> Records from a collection
** Start **

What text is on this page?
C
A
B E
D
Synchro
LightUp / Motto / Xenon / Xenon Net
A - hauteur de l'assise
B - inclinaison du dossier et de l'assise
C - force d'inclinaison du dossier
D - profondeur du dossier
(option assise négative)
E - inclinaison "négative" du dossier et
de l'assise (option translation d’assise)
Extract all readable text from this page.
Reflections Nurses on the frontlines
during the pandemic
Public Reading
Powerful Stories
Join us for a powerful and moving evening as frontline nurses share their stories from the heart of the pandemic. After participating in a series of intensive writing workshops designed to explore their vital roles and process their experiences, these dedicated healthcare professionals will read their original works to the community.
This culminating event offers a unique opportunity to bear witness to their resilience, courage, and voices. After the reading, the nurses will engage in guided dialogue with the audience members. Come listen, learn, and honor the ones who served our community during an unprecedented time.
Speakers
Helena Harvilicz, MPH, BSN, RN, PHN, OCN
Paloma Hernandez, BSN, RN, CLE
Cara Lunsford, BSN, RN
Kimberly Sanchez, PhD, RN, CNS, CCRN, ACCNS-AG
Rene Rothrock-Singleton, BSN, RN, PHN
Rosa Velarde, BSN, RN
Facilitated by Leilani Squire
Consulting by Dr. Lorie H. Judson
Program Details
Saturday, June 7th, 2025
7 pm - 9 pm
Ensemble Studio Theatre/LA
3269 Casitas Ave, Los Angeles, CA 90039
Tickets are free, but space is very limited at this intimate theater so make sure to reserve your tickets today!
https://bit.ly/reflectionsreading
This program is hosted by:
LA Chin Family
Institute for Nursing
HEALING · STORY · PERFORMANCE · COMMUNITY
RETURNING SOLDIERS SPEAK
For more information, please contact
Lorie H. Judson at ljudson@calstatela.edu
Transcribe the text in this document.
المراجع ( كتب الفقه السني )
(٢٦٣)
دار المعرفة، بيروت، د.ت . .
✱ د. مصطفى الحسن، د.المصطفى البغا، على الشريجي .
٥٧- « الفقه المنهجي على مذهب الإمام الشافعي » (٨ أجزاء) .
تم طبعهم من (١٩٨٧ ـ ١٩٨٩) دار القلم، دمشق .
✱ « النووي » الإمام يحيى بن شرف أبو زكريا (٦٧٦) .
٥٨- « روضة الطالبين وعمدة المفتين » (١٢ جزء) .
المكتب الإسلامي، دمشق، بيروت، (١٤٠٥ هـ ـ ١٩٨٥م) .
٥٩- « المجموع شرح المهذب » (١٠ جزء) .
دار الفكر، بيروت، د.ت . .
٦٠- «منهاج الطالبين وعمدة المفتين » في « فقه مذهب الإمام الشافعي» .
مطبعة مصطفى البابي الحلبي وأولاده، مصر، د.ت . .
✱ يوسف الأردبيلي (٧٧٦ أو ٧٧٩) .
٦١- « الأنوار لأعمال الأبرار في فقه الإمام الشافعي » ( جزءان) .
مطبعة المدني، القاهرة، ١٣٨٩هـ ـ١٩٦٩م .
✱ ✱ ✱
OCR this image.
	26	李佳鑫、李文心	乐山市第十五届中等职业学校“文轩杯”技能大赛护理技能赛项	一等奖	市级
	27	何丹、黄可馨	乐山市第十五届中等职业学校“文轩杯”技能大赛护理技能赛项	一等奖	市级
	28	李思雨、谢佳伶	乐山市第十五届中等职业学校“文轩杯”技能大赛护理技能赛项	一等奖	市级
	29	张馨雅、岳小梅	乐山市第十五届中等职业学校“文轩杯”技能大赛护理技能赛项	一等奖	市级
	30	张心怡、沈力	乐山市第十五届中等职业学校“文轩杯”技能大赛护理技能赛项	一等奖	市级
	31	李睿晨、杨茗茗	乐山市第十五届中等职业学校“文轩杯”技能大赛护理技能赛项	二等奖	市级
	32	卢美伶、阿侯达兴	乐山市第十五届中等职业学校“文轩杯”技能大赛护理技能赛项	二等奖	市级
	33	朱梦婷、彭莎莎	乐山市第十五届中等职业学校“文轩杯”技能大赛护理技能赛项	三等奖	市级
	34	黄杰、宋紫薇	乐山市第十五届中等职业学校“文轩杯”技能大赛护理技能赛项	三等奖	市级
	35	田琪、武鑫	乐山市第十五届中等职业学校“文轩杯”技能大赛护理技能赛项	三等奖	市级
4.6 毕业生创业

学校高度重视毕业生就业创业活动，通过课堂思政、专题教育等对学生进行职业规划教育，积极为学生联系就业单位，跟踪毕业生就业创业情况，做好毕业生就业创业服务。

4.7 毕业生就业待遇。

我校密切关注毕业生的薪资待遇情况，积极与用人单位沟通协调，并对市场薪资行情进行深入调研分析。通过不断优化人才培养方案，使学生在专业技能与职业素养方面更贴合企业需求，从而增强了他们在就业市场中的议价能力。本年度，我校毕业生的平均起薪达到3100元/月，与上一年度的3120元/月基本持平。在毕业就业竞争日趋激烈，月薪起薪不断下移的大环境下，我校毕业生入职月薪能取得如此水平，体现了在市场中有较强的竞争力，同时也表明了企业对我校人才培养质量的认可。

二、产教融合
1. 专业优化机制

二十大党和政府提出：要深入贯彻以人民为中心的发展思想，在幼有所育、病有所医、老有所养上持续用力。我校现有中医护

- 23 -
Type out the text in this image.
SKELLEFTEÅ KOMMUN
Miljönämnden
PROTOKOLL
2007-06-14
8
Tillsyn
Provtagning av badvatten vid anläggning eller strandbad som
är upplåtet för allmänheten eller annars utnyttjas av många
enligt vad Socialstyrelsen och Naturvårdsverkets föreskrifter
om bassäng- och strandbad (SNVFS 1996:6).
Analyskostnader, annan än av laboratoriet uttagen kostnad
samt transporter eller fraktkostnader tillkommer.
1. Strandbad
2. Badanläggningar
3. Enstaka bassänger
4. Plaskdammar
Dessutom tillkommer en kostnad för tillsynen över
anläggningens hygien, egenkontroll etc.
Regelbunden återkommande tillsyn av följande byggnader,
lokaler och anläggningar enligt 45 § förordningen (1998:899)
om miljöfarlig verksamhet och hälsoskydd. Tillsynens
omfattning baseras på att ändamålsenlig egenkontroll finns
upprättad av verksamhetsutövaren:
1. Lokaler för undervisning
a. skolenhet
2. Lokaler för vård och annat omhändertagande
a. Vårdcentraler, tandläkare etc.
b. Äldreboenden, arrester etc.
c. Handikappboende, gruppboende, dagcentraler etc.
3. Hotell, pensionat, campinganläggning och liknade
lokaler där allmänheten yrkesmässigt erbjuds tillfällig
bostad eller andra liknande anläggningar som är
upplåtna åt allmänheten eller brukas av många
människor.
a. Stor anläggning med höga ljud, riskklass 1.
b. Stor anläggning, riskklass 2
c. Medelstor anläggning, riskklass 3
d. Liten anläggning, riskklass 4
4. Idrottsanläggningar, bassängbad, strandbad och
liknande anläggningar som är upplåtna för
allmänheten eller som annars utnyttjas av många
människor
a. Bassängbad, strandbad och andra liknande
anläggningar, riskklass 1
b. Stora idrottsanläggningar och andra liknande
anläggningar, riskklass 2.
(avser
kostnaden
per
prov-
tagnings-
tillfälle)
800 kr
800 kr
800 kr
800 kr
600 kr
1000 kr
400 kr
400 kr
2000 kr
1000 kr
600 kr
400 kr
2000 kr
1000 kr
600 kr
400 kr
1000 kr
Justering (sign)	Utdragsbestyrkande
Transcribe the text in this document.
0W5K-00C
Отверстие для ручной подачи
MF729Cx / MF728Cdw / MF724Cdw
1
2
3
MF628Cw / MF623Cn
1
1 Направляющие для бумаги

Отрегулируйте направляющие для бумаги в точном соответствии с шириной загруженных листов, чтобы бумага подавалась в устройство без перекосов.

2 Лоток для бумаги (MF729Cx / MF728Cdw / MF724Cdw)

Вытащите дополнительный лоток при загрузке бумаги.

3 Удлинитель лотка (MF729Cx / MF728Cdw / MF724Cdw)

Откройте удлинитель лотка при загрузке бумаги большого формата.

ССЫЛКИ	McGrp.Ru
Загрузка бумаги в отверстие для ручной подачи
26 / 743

** End **

> AIM
Reply with only the number of lines in the material above where the string "dossier" appears.

> RESULT
4